:: Collection entries ::
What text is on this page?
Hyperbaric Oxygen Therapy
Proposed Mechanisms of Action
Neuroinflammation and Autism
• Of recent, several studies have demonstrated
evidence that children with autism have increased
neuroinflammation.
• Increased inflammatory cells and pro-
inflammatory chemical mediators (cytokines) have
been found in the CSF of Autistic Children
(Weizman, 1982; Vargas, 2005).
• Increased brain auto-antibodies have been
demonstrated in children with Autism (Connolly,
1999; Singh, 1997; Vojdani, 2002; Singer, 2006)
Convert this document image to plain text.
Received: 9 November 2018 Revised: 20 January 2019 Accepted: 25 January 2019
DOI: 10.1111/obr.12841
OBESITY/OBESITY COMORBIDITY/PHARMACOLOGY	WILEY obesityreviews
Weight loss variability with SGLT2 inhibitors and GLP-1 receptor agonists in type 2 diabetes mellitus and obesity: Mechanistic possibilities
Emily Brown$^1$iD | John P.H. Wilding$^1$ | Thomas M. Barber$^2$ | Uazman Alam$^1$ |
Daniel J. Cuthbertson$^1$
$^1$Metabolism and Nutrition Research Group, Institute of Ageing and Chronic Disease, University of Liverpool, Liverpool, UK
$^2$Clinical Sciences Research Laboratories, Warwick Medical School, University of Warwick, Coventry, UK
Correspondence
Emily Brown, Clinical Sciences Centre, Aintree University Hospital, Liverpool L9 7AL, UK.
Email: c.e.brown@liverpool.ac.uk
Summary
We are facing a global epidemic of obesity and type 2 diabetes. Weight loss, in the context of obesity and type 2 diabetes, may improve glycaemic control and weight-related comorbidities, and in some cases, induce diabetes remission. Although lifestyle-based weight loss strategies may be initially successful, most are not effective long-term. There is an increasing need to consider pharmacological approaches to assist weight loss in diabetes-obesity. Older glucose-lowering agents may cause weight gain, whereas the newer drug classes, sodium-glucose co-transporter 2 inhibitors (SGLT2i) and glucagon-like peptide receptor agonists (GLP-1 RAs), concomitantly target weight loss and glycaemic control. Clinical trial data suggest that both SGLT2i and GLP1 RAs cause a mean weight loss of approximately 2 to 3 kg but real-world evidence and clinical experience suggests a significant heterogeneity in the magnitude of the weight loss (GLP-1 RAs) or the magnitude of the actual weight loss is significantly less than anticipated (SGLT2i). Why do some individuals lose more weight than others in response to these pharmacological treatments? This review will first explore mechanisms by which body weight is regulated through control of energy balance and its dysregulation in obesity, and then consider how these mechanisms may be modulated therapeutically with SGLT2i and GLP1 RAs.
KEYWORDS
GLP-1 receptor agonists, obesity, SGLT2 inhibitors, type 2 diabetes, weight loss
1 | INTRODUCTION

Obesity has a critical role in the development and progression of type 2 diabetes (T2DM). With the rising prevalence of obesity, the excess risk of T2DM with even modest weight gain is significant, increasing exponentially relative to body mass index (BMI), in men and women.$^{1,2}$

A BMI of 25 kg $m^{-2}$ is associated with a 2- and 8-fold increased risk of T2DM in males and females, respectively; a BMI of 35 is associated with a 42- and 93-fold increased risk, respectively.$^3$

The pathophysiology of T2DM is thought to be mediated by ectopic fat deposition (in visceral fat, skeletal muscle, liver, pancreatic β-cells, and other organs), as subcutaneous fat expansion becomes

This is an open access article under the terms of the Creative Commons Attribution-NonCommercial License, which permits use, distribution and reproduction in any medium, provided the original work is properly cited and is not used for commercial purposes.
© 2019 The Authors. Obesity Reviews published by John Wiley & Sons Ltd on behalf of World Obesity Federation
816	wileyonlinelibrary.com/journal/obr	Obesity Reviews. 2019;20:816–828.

:: About this exercise ::
Please reproduce each record precisely as written.

:: Reply to the exercise ::
What text is on this page?
Hyperbaric Oxygen Therapy
Proposed Mechanisms of Action
Neuroinflammation and Autism
• Of recent, several studies have demonstrated
evidence that children with autism have increased
neuroinflammation.
• Increased inflammatory cells and pro-
inflammatory chemical mediators (cytokines) have
been found in the CSF of Autistic Children
(Weizman, 1982; Vargas, 2005).
• Increased brain auto-antibodies have been
demonstrated in children with Autism (Connolly,
1999; Singh, 1997; Vojdani, 2002; Singer, 2006)
Convert this document image to plain text.
Received: 9 November 2018 Revised: 20 January 2019 Accepted: 25 January 2019
DOI: 10.1111/obr.12841
OBESITY/OBESITY COMORBIDITY/PHARMACOLOGY	WILEY obesityreviews
Weight loss variability with SGLT2 inhibitors and GLP-1 receptor agonists in type 2 diabetes mellitus and obesity: Mechanistic possibilities
Emily Brown$^1$iD | John P.H. Wilding$^1$ | Thomas M. Barber$^2$ | Uazman Alam$^1$ |
Daniel J. Cuthbertson$^1$
$^1$Metabolism and Nutrition Research Group, Institute of Ageing and Chronic Disease, University of Liverpool, Liverpool, UK
$^2$Clinical Sciences Research Laboratories, Warwick Medical School, University of Warwick, Coventry, UK
Correspondence
Emily Brown, Clinical Sciences Centre, Aintree University Hospital, Liverpool L9 7AL, UK.
Email: c.e.brown@liverpool.ac.uk
Summary
We are facing a global epidemic of obesity and type 2 diabetes. Weight loss, in the context of obesity and type 2 diabetes, may improve glycaemic control and weight-related comorbidities, and in some cases, induce diabetes remission. Although lifestyle-based weight loss strategies may be initially successful, most are not effective long-term. There is an increasing need to consider pharmacological approaches to assist weight loss in diabetes-obesity. Older glucose-lowering agents may cause weight gain, whereas the newer drug classes, sodium-glucose co-transporter 2 inhibitors (SGLT2i) and glucagon-like peptide receptor agonists (GLP-1 RAs), concomitantly target weight loss and glycaemic control. Clinical trial data suggest that both SGLT2i and GLP1 RAs cause a mean weight loss of approximately 2 to 3 kg but real-world evidence and clinical experience suggests a significant heterogeneity in the magnitude of the weight loss (GLP-1 RAs) or the magnitude of the actual weight loss is significantly less than anticipated (SGLT2i). Why do some individuals lose more weight than others in response to these pharmacological treatments? This review will first explore mechanisms by which body weight is regulated through control of energy balance and its dysregulation in obesity, and then consider how these mechanisms may be modulated therapeutically with SGLT2i and GLP1 RAs.
KEYWORDS
GLP-1 receptor agonists, obesity, SGLT2 inhibitors, type 2 diabetes, weight loss
1 | INTRODUCTION

Obesity has a critical role in the development and progression of type 2 diabetes (T2DM). With the rising prevalence of obesity, the excess risk of T2DM with even modest weight gain is significant, increasing exponentially relative to body mass index (BMI), in men and women.$^{1,2}$

A BMI of 25 kg $m^{-2}$ is associated with a 2- and 8-fold increased risk of T2DM in males and females, respectively; a BMI of 35 is associated with a 42- and 93-fold increased risk, respectively.$^3$

The pathophysiology of T2DM is thought to be mediated by ectopic fat deposition (in visceral fat, skeletal muscle, liver, pancreatic β-cells, and other organs), as subcutaneous fat expansion becomes

This is an open access article under the terms of the Creative Commons Attribution-NonCommercial License, which permits use, distribution and reproduction in any medium, provided the original work is properly cited and is not used for commercial purposes.
© 2019 The Authors. Obesity Reviews published by John Wiley & Sons Ltd on behalf of World Obesity Federation
816	wileyonlinelibrary.com/journal/obr	Obesity Reviews. 2019;20:816–828.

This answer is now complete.